## start The records

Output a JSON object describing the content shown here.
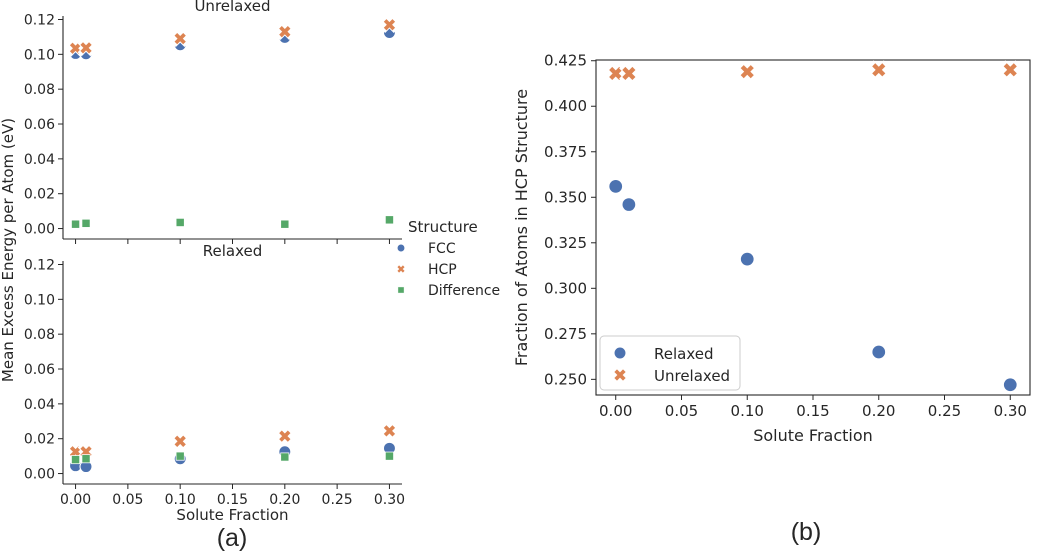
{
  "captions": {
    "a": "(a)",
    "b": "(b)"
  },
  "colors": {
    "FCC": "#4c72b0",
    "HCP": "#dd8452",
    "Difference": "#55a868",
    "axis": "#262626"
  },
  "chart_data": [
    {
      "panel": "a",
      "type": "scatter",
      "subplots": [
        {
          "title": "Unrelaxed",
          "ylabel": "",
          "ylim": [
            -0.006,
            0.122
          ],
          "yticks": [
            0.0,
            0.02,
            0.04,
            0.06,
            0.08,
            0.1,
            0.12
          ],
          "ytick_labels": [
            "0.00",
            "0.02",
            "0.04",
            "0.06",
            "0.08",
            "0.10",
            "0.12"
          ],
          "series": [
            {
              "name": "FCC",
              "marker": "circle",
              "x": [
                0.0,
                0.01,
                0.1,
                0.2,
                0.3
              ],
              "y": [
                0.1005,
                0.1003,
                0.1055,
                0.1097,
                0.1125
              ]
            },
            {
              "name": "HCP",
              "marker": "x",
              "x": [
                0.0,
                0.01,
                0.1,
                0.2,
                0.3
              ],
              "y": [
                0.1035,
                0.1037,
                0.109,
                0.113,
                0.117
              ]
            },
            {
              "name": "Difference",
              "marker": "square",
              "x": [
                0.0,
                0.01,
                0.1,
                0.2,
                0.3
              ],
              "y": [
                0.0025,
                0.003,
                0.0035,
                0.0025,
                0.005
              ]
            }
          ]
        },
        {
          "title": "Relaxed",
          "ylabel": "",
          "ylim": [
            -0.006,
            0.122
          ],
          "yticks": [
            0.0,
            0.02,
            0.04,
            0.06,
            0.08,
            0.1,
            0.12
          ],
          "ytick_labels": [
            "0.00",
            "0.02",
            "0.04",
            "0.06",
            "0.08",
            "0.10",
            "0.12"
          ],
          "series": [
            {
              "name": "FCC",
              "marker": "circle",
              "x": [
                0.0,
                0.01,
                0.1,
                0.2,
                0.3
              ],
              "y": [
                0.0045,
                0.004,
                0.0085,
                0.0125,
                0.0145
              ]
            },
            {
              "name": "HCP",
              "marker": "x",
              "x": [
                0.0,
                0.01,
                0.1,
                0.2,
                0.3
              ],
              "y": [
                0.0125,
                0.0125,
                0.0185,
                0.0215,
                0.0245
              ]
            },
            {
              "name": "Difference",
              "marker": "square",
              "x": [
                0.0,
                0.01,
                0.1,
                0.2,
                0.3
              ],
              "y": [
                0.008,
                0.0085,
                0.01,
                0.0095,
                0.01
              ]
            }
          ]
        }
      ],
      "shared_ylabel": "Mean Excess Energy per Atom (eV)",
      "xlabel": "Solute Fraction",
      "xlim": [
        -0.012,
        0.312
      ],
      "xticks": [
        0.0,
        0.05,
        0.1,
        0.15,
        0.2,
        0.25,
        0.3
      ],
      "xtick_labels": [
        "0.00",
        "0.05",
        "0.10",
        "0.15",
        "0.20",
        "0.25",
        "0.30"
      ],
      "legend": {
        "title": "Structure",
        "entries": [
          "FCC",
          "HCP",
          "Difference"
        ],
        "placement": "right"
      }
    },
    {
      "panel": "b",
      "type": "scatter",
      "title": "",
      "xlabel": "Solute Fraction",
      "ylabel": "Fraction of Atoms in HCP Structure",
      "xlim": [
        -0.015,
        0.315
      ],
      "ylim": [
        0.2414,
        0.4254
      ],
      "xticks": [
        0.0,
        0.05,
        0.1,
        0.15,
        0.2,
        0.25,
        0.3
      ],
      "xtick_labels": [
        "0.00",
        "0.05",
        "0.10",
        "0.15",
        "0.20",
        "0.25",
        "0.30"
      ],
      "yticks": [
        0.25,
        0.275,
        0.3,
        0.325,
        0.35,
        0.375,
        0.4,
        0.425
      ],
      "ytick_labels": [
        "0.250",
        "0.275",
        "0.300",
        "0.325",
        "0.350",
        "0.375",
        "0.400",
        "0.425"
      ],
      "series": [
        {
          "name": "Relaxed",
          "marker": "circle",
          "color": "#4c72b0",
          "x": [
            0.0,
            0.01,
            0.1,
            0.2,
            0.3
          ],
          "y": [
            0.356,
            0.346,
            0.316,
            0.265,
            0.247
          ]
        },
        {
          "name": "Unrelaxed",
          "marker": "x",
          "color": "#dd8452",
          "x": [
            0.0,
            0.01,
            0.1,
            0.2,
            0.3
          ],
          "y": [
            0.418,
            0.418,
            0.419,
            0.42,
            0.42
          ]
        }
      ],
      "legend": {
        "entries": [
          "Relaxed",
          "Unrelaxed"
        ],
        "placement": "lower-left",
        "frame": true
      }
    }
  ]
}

## end The records

**Request**: Every entry must be transcribed exactly. Pictures do not belong in the copy.

**Answer**:
Output a JSON object describing the content shown here.
{
  "captions": {
    "a": "(a)",
    "b": "(b)"
  },
  "colors": {
    "FCC": "#4c72b0",
    "HCP": "#dd8452",
    "Difference": "#55a868",
    "axis": "#262626"
  },
  "chart_data": [
    {
      "panel": "a",
      "type": "scatter",
      "subplots": [
        {
          "title": "Unrelaxed",
          "ylabel": "",
          "ylim": [
            -0.006,
            0.122
          ],
          "yticks": [
            0.0,
            0.02,
            0.04,
            0.06,
            0.08,
            0.1,
            0.12
          ],
          "ytick_labels": [
            "0.00",
            "0.02",
            "0.04",
            "0.06",
            "0.08",
            "0.10",
            "0.12"
          ],
          "series": [
            {
              "name": "FCC",
              "marker": "circle",
              "x": [
                0.0,
                0.01,
                0.1,
                0.2,
                0.3
              ],
              "y": [
                0.1005,
                0.1003,
                0.1055,
                0.1097,
                0.1125
              ]
            },
            {
              "name": "HCP",
              "marker": "x",
              "x": [
                0.0,
                0.01,
                0.1,
                0.2,
                0.3
              ],
              "y": [
                0.1035,
                0.1037,
                0.109,
                0.113,
                0.117
              ]
            },
            {
              "name": "Difference",
              "marker": "square",
              "x": [
                0.0,
                0.01,
                0.1,
                0.2,
                0.3
              ],
              "y": [
                0.0025,
                0.003,
                0.0035,
                0.0025,
                0.005
              ]
            }
          ]
        },
        {
          "title": "Relaxed",
          "ylabel": "",
          "ylim": [
            -0.006,
            0.122
          ],
          "yticks": [
            0.0,
            0.02,
            0.04,
            0.06,
            0.08,
            0.1,
            0.12
          ],
          "ytick_labels": [
            "0.00",
            "0.02",
            "0.04",
            "0.06",
            "0.08",
            "0.10",
            "0.12"
          ],
          "series": [
            {
              "name": "FCC",
              "marker": "circle",
              "x": [
                0.0,
                0.01,
                0.1,
                0.2,
                0.3
              ],
              "y": [
                0.0045,
                0.004,
                0.0085,
                0.0125,
                0.0145
              ]
            },
            {
              "name": "HCP",
              "marker": "x",
              "x": [
                0.0,
                0.01,
                0.1,
                0.2,
                0.3
              ],
              "y": [
                0.0125,
                0.0125,
                0.0185,
                0.0215,
                0.0245
              ]
            },
            {
              "name": "Difference",
              "marker": "square",
              "x": [
                0.0,
                0.01,
                0.1,
                0.2,
                0.3
              ],
              "y": [
                0.008,
                0.0085,
                0.01,
                0.0095,
                0.01
              ]
            }
          ]
        }
      ],
      "shared_ylabel": "Mean Excess Energy per Atom (eV)",
      "xlabel": "Solute Fraction",
      "xlim": [
        -0.012,
        0.312
      ],
      "xticks": [
        0.0,
        0.05,
        0.1,
        0.15,
        0.2,
        0.25,
        0.3
      ],
      "xtick_labels": [
        "0.00",
        "0.05",
        "0.10",
        "0.15",
        "0.20",
        "0.25",
        "0.30"
      ],
      "legend": {
        "title": "Structure",
        "entries": [
          "FCC",
          "HCP",
          "Difference"
        ],
        "placement": "right"
      }
    },
    {
      "panel": "b",
      "type": "scatter",
      "title": "",
      "xlabel": "Solute Fraction",
      "ylabel": "Fraction of Atoms in HCP Structure",
      "xlim": [
        -0.015,
        0.315
      ],
      "ylim": [
        0.2414,
        0.4254
      ],
      "xticks": [
        0.0,
        0.05,
        0.1,
        0.15,
        0.2,
        0.25,
        0.3
      ],
      "xtick_labels": [
        "0.00",
        "0.05",
        "0.10",
        "0.15",
        "0.20",
        "0.25",
        "0.30"
      ],
      "yticks": [
        0.25,
        0.275,
        0.3,
        0.325,
        0.35,
        0.375,
        0.4,
        0.425
      ],
      "ytick_labels": [
        "0.250",
        "0.275",
        "0.300",
        "0.325",
        "0.350",
        "0.375",
        "0.400",
        "0.425"
      ],
      "series": [
        {
          "name": "Relaxed",
          "marker": "circle",
          "color": "#4c72b0",
          "x": [
            0.0,
            0.01,
            0.1,
            0.2,
            0.3
          ],
          "y": [
            0.356,
            0.346,
            0.316,
            0.265,
            0.247
          ]
        },
        {
          "name": "Unrelaxed",
          "marker": "x",
          "color": "#dd8452",
          "x": [
            0.0,
            0.01,
            0.1,
            0.2,
            0.3
          ],
          "y": [
            0.418,
            0.418,
            0.419,
            0.42,
            0.42
          ]
        }
      ],
      "legend": {
        "entries": [
          "Relaxed",
          "Unrelaxed"
        ],
        "placement": "lower-left",
        "frame": true
      }
    }
  ]
}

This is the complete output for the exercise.